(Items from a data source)
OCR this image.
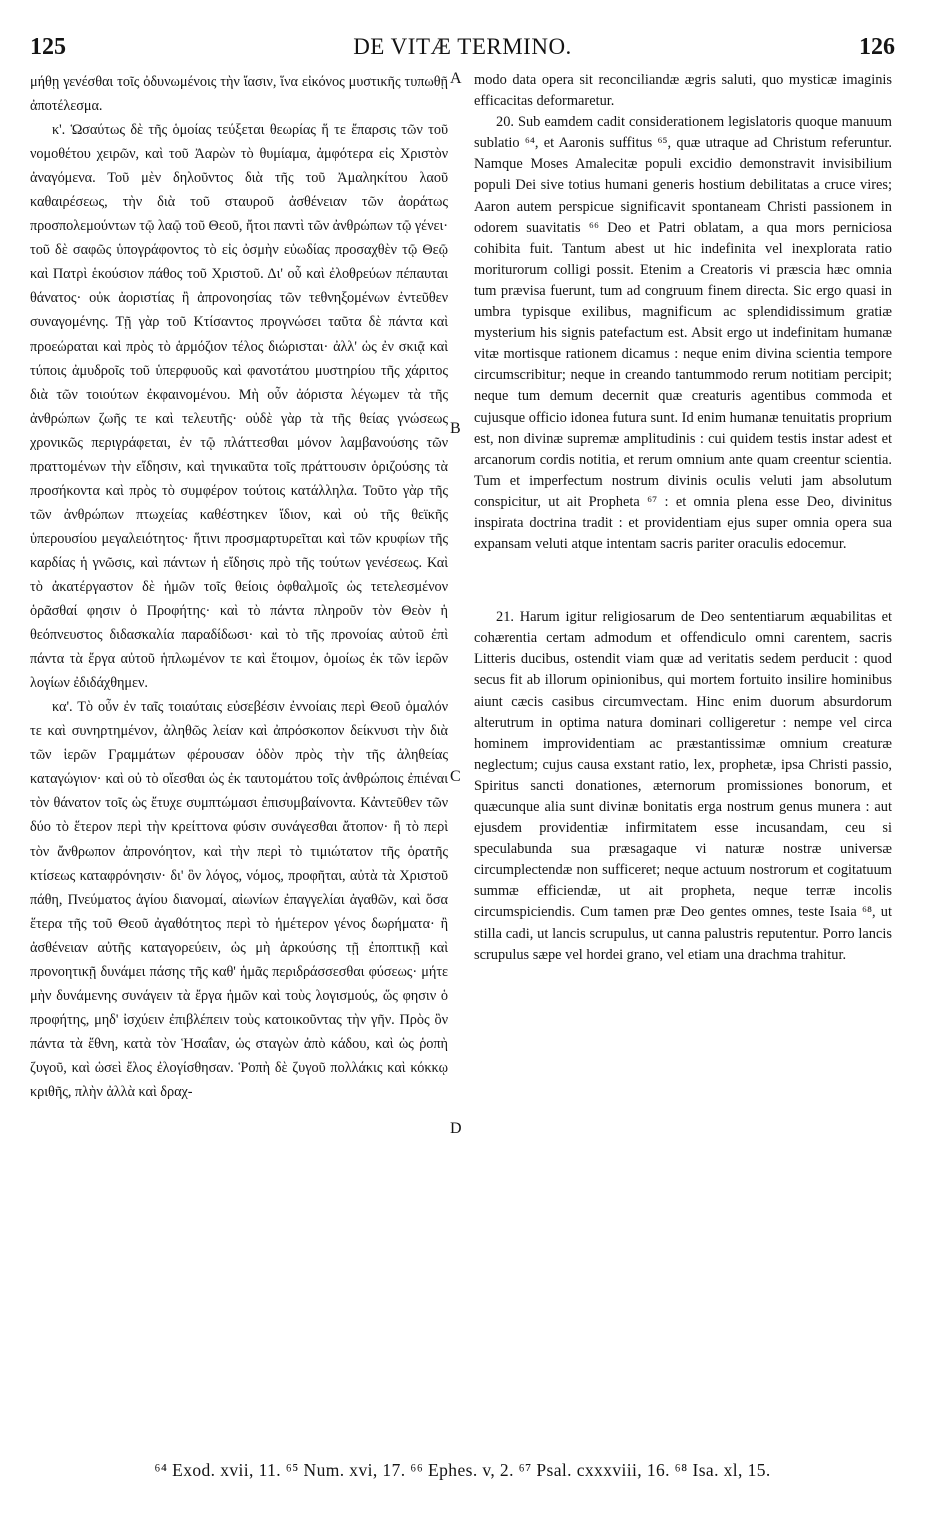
125	DE VITÆ TERMINO.	126

μήθῃ γενέσθαι τοῖς ὀδυνωμένοις τὴν ἴασιν, ἵνα εἰκόνος μυστικῆς τυπωθῇ ἀποτέλεσμα.

κ'. Ὡσαύτως δὲ τῆς ὁμοίας τεύξεται θεωρίας ἥ τε ἔπαρσις τῶν τοῦ νομοθέτου χειρῶν, καὶ τοῦ Ἀαρὼν τὸ θυμίαμα, ἀμφότερα εἰς Χριστὸν ἀναγόμενα. Τοῦ μὲν δηλοῦντος διὰ τῆς τοῦ Ἀμαληκίτου λαοῦ καθαιρέσεως, τὴν διὰ τοῦ σταυροῦ ἀσθένειαν τῶν ἀοράτως προσπολεμούντων τῷ λαῷ τοῦ Θεοῦ, ἤτοι παντὶ τῶν ἀνθρώπων τῷ γένει· τοῦ δὲ σαφῶς ὑπογράφοντος τὸ εἰς ὀσμὴν εὐωδίας προσαχθὲν τῷ Θεῷ καὶ Πατρὶ ἑκούσιον πάθος τοῦ Χριστοῦ. Δι' οὗ καὶ ἐλοθρεύων πέπαυται θάνατος· οὐκ ἀοριστίας ἢ ἀπρονοησίας τῶν τεθνηξομένων ἐντεῦθεν συναγομένης. Τῇ γὰρ τοῦ Κτίσαντος προγνώσει ταῦτα δὲ πάντα καὶ προεώραται καὶ πρὸς τὸ ἁρμόζιον τέλος διώρισται· ἀλλ' ὡς ἐν σκιᾷ καὶ τύποις ἀμυδροῖς τοῦ ὑπερφυοῦς καὶ φανοτάτου μυστηρίου τῆς χάριτος διὰ τῶν τοιούτων ἐκφαινομένου. Μὴ οὖν ἀόριστα λέγωμεν τὰ τῆς ἀνθρώπων ζωῆς τε καὶ τελευτῆς· οὐδὲ γὰρ τὰ τῆς θείας γνώσεως χρονικῶς περιγράφεται, ἐν τῷ πλάττεσθαι μόνον λαμβανούσης τῶν πραττομένων τὴν εἴδησιν, καὶ τηνικαῦτα τοῖς πράττουσιν ὁριζούσης τὰ προσήκοντα καὶ πρὸς τὸ συμφέρον τούτοις κατάλληλα. Τοῦτο γὰρ τῆς τῶν ἀνθρώπων πτωχείας καθέστηκεν ἴδιον, καὶ οὐ τῆς θεϊκῆς ὑπερουσίου μεγαλειότητος· ἥτινι προσμαρτυρεῖται καὶ τῶν κρυφίων τῆς καρδίας ἡ γνῶσις, καὶ πάντων ἡ εἴδησις πρὸ τῆς τούτων γενέσεως. Καὶ τὸ ἀκατέργαστον δὲ ἡμῶν τοῖς θείοις ὀφθαλμοῖς ὡς τετελεσμένον ὁρᾶσθαί φησιν ὁ Προφήτης· καὶ τὸ πάντα πληροῦν τὸν Θεὸν ἡ θεόπνευστος διδασκαλία παραδίδωσι· καὶ τὸ τῆς προνοίας αὐτοῦ ἐπὶ πάντα τὰ ἔργα αὐτοῦ ἡπλωμένον τε καὶ ἕτοιμον, ὁμοίως ἐκ τῶν ἱερῶν λογίων ἐδιδάχθημεν.

κα'. Τὸ οὖν ἐν ταῖς τοιαύταις εὐσεβέσιν ἐννοίαις περὶ Θεοῦ ὁμαλόν τε καὶ συνηρτημένον, ἀληθῶς λείαν καὶ ἀπρόσκοπον δείκνυσι τὴν διὰ τῶν ἱερῶν Γραμμάτων φέρουσαν ὁδὸν πρὸς τὴν τῆς ἀληθείας καταγώγιον· καὶ οὐ τὸ οἴεσθαι ὡς ἐκ ταυτομάτου τοῖς ἀνθρώποις ἐπιέναι τὸν θάνατον τοῖς ὡς ἔτυχε συμπτώμασι ἐπισυμβαίνοντα. Κἀντεῦθεν τῶν δύο τὸ ἕτερον περὶ τὴν κρείττονα φύσιν συνάγεσθαι ἄτοπον· ἢ τὸ περὶ τὸν ἄνθρωπον ἀπρονόητον, καὶ τὴν περὶ τὸ τιμιώτατον τῆς ὁρατῆς κτίσεως καταφρόνησιν· δι' ὃν λόγος, νόμος, προφῆται, αὐτὰ τὰ Χριστοῦ πάθη, Πνεύματος ἁγίου διανομαί, αἰωνίων ἐπαγγελίαι ἀγαθῶν, καὶ ὅσα ἕτερα τῆς τοῦ Θεοῦ ἀγαθότητος περὶ τὸ ἡμέτερον γένος δωρήματα· ἢ ἀσθένειαν αὐτῆς καταγορεύειν, ὡς μὴ ἀρκούσης τῇ ἐποπτικῇ καὶ προνοητικῇ δυνάμει πάσης τῆς καθ' ἡμᾶς περιδράσσεσθαι φύσεως· μήτε μὴν δυνάμενης συνάγειν τὰ ἔργα ἡμῶν καὶ τοὺς λογισμούς, ὥς φησιν ὁ προφήτης, μηδ' ἰσχύειν ἐπιβλέπειν τοὺς κατοικοῦντας τὴν γῆν. Πρὸς ὃν πάντα τὰ ἔθνη, κατὰ τὸν Ἡσαΐαν, ὡς σταγὼν ἀπὸ κάδου, καὶ ὡς ῥοπὴ ζυγοῦ, καὶ ὡσεὶ ἔλος ἐλογίσθησαν. Ῥοπὴ δὲ ζυγοῦ πολλάκις καὶ κόκκῳ κριθῆς, πλὴν ἀλλὰ καὶ δραχ-

A
B
C
D

modo data opera sit reconciliandæ ægris saluti, quo mysticæ imaginis efficacitas deformaretur.

20. Sub eamdem cadit considerationem legislatoris quoque manuum sublatio ⁶⁴, et Aaronis suffitus ⁶⁵, quæ utraque ad Christum referuntur. Namque Moses Amalecitæ populi excidio demonstravit invisibilium populi Dei sive totius humani generis hostium debilitatas a cruce vires; Aaron autem perspicue significavit spontaneam Christi passionem in odorem suavitatis ⁶⁶ Deo et Patri oblatam, a qua mors perniciosa cohibita fuit. Tantum abest ut hic indefinita vel inexplorata ratio moriturorum colligi possit. Etenim a Creatoris vi præscia hæc omnia tum prævisa fuerunt, tum ad congruum finem directa. Sic ergo quasi in umbra typisque exilibus, magnificum ac splendidissimum gratiæ mysterium his signis patefactum est. Absit ergo ut indefinitam humanæ vitæ mortisque rationem dicamus : neque enim divina scientia tempore circumscribitur; neque in creando tantummodo rerum notitiam percipit; neque tum demum decernit quæ creaturis agentibus commoda et cujusque officio idonea futura sunt. Id enim humanæ tenuitatis proprium est, non divinæ supremæ amplitudinis : cui quidem testis instar adest et arcanorum cordis notitia, et rerum omnium ante quam creentur scientia. Tum et imperfectum nostrum divinis oculis veluti jam absolutum conspicitur, ut ait Propheta ⁶⁷ : et omnia plena esse Deo, divinitus inspirata doctrina tradit : et providentiam ejus super omnia opera sua expansam veluti atque intentam sacris pariter oraculis edocemur.

21. Harum igitur religiosarum de Deo sententiarum æquabilitas et cohærentia certam admodum et offendiculo omni carentem, sacris Litteris ducibus, ostendit viam quæ ad veritatis sedem perducit : quod secus fit ab illorum opinionibus, qui mortem fortuito insilire hominibus aiunt cæcis casibus circumvectam. Hinc enim duorum absurdorum alterutrum in optima natura dominari colligeretur : nempe vel circa hominem improvidentiam ac præstantissimæ omnium creaturæ neglectum; cujus causa exstant ratio, lex, prophetæ, ipsa Christi passio, Spiritus sancti donationes, æternorum promissiones bonorum, et quæcunque alia sunt divinæ bonitatis erga nostrum genus munera : aut ejusdem providentiæ infirmitatem esse incusandam, ceu si speculabunda sua præsagaque vi naturæ nostræ universæ circumplectendæ non sufficeret; neque actuum nostrorum et cogitatuum summæ efficiendæ, ut ait propheta, neque terræ incolis circumspiciendis. Cum tamen præ Deo gentes omnes, teste Isaia ⁶⁸, ut stilla cadi, ut lancis scrupulus, ut canna palustris reputentur. Porro lancis scrupulus sæpe vel hordei grano, vel etiam una drachma trahitur.

⁶⁴ Exod. xvii, 11. ⁶⁵ Num. xvi, 17. ⁶⁶ Ephes. v, 2. ⁶⁷ Psal. cxxxviii, 16. ⁶⁸ Isa. xl, 15.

*Problem description*
Look through the material and copy each line that has "opera".

*Result*
modo data opera sit reconciliandæ ægris saluti, quo mysticæ imaginis efficacitas deformaretur.
20. Sub eamdem cadit considerationem legislatoris quoque manuum sublatio ⁶⁴, et Aaronis suffitus ⁶⁵, quæ utraque ad Christum referuntur. Namque Moses Amalecitæ populi excidio demonstravit invisibilium populi Dei sive totius humani generis hostium debilitatas a cruce vires; Aaron autem perspicue significavit spontaneam Christi passionem in odorem suavitatis ⁶⁶ Deo et Patri oblatam, a qua mors perniciosa cohibita fuit. Tantum abest ut hic indefinita vel inexplorata ratio moriturorum colligi possit. Etenim a Creatoris vi præscia hæc omnia tum prævisa fuerunt, tum ad congruum finem directa. Sic ergo quasi in umbra typisque exilibus, magnificum ac splendidissimum gratiæ mysterium his signis patefactum est. Absit ergo ut indefinitam humanæ vitæ mortisque rationem dicamus : neque enim divina scientia tempore circumscribitur; neque in creando tantummodo rerum notitiam percipit; neque tum demum decernit quæ creaturis agentibus commoda et cujusque officio idonea futura sunt. Id enim humanæ tenuitatis proprium est, non divinæ supremæ amplitudinis : cui quidem testis instar adest et arcanorum cordis notitia, et rerum omnium ante quam creentur scientia. Tum et imperfectum nostrum divinis oculis veluti jam absolutum conspicitur, ut ait Propheta ⁶⁷ : et omnia plena esse Deo, divinitus inspirata doctrina tradit : et providentiam ejus super omnia opera sua expansam veluti atque intentam sacris pariter oraculis edocemur.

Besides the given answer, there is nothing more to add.